Items from a dataset:

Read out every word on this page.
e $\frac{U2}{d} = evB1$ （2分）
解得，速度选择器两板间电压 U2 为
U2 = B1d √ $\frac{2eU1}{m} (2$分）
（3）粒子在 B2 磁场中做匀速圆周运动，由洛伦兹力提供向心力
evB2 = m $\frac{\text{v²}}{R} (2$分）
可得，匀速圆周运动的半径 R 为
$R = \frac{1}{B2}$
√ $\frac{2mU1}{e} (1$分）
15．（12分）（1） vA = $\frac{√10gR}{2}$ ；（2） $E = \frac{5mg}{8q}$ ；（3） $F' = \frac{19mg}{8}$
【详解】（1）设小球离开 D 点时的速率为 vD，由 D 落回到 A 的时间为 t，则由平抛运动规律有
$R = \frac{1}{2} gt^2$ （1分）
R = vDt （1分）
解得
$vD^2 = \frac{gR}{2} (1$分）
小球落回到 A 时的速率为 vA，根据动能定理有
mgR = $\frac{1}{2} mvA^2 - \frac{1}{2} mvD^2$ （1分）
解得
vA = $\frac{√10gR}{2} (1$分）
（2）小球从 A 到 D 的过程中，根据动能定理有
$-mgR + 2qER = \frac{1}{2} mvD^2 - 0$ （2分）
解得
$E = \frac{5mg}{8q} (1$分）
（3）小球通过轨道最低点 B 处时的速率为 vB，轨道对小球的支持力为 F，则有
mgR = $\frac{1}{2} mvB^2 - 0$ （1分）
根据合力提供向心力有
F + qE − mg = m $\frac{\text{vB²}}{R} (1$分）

▸ INSTRUCTIONS FOR THE TASK
Set down every record above exactly as given.

▸ SOLUTION FOR THIS EXERCISE
Read out every word on this page.
e $\frac{U2}{d} = evB1$ （2分）
解得，速度选择器两板间电压 U2 为
U2 = B1d √ $\frac{2eU1}{m} (2$分）
（3）粒子在 B2 磁场中做匀速圆周运动，由洛伦兹力提供向心力
evB2 = m $\frac{\text{v²}}{R} (2$分）
可得，匀速圆周运动的半径 R 为
$R = \frac{1}{B2}$
√ $\frac{2mU1}{e} (1$分）
15．（12分）（1） vA = $\frac{√10gR}{2}$ ；（2） $E = \frac{5mg}{8q}$ ；（3） $F' = \frac{19mg}{8}$
【详解】（1）设小球离开 D 点时的速率为 vD，由 D 落回到 A 的时间为 t，则由平抛运动规律有
$R = \frac{1}{2} gt^2$ （1分）
R = vDt （1分）
解得
$vD^2 = \frac{gR}{2} (1$分）
小球落回到 A 时的速率为 vA，根据动能定理有
mgR = $\frac{1}{2} mvA^2 - \frac{1}{2} mvD^2$ （1分）
解得
vA = $\frac{√10gR}{2} (1$分）
（2）小球从 A 到 D 的过程中，根据动能定理有
$-mgR + 2qER = \frac{1}{2} mvD^2 - 0$ （2分）
解得
$E = \frac{5mg}{8q} (1$分）
（3）小球通过轨道最低点 B 处时的速率为 vB，轨道对小球的支持力为 F，则有
mgR = $\frac{1}{2} mvB^2 - 0$ （1分）
根据合力提供向心力有
F + qE − mg = m $\frac{\text{vB²}}{R} (1$分）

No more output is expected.